* Start PROVIDED DATA *

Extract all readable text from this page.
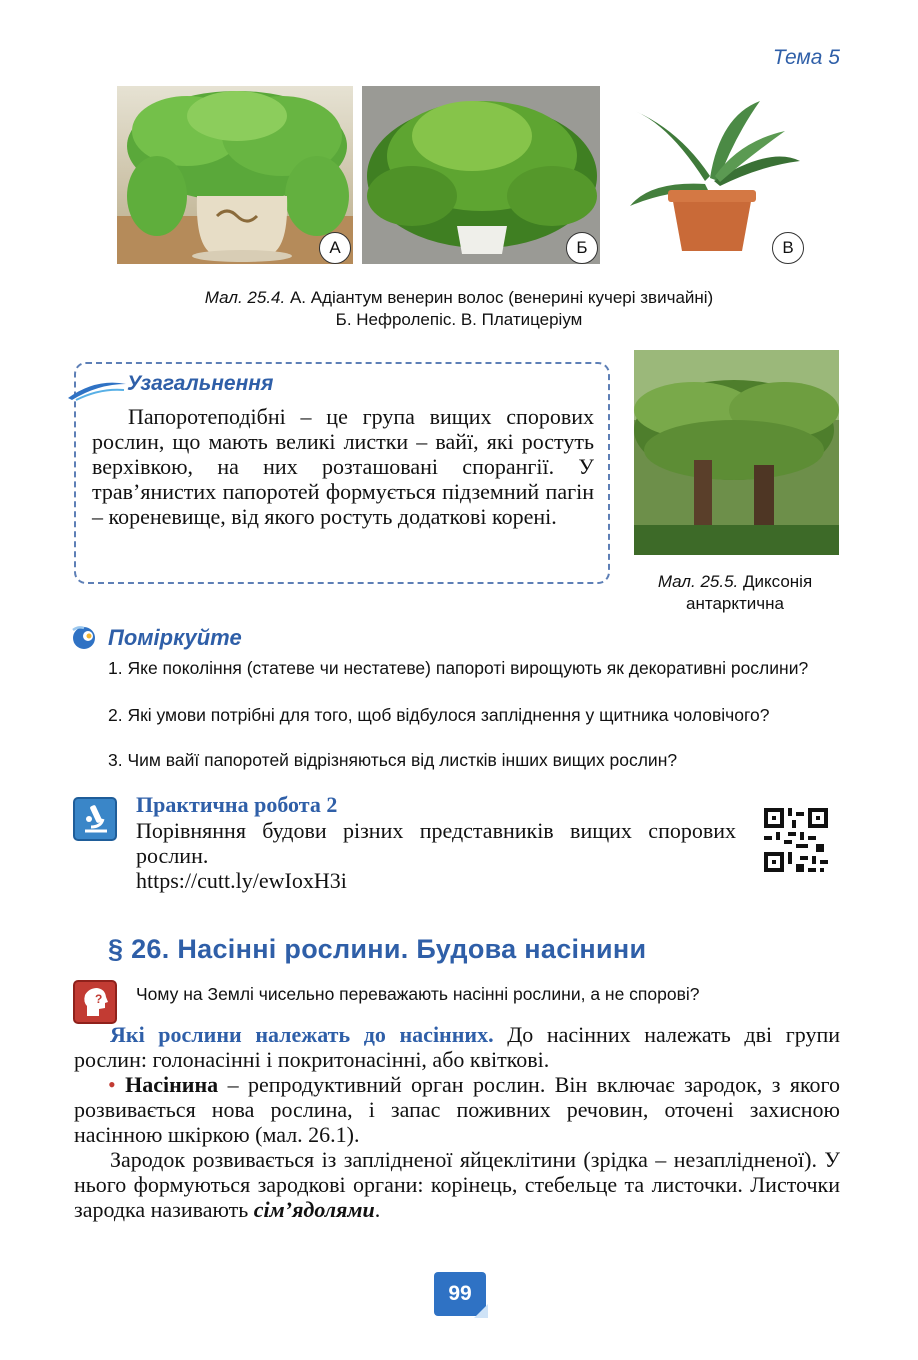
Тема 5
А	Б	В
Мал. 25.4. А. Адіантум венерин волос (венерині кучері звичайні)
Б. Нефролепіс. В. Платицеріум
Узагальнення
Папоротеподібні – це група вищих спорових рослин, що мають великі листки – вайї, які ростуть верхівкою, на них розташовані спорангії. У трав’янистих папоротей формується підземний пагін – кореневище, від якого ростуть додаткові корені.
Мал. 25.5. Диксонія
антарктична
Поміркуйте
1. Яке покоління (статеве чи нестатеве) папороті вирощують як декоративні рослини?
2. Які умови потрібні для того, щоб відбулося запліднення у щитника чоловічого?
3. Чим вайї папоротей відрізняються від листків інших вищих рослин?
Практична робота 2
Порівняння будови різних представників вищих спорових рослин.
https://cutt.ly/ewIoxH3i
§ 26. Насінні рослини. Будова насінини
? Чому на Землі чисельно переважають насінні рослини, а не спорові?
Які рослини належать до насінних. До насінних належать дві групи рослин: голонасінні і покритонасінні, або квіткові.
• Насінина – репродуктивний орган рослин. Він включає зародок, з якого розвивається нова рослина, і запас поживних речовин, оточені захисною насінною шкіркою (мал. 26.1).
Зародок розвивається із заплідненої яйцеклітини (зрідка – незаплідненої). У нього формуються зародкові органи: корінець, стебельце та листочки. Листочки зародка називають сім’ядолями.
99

* End PROVIDED DATA *

(YOUR INSTRUCTIONS): Without the pictures, write out the whole listing above exactly as it appears.

(SOLUTION):
Extract all readable text from this page.
Тема 5
А	Б	В
Мал. 25.4. А. Адіантум венерин волос (венерині кучері звичайні)
Б. Нефролепіс. В. Платицеріум
Узагальнення
Папоротеподібні – це група вищих спорових рослин, що мають великі листки – вайї, які ростуть верхівкою, на них розташовані спорангії. У трав’янистих папоротей формується підземний пагін – кореневище, від якого ростуть додаткові корені.
Мал. 25.5. Диксонія
антарктична
Поміркуйте
1. Яке покоління (статеве чи нестатеве) папороті вирощують як декоративні рослини?
2. Які умови потрібні для того, щоб відбулося запліднення у щитника чоловічого?
3. Чим вайї папоротей відрізняються від листків інших вищих рослин?
Практична робота 2
Порівняння будови різних представників вищих спорових рослин.
https://cutt.ly/ewIoxH3i
§ 26. Насінні рослини. Будова насінини
? Чому на Землі чисельно переважають насінні рослини, а не спорові?
Які рослини належать до насінних. До насінних належать дві групи рослин: голонасінні і покритонасінні, або квіткові.
• Насінина – репродуктивний орган рослин. Він включає зародок, з якого розвивається нова рослина, і запас поживних речовин, оточені захисною насінною шкіркою (мал. 26.1).
Зародок розвивається із заплідненої яйцеклітини (зрідка – незаплідненої). У нього формуються зародкові органи: корінець, стебельце та листочки. Листочки зародка називають сім’ядолями.
99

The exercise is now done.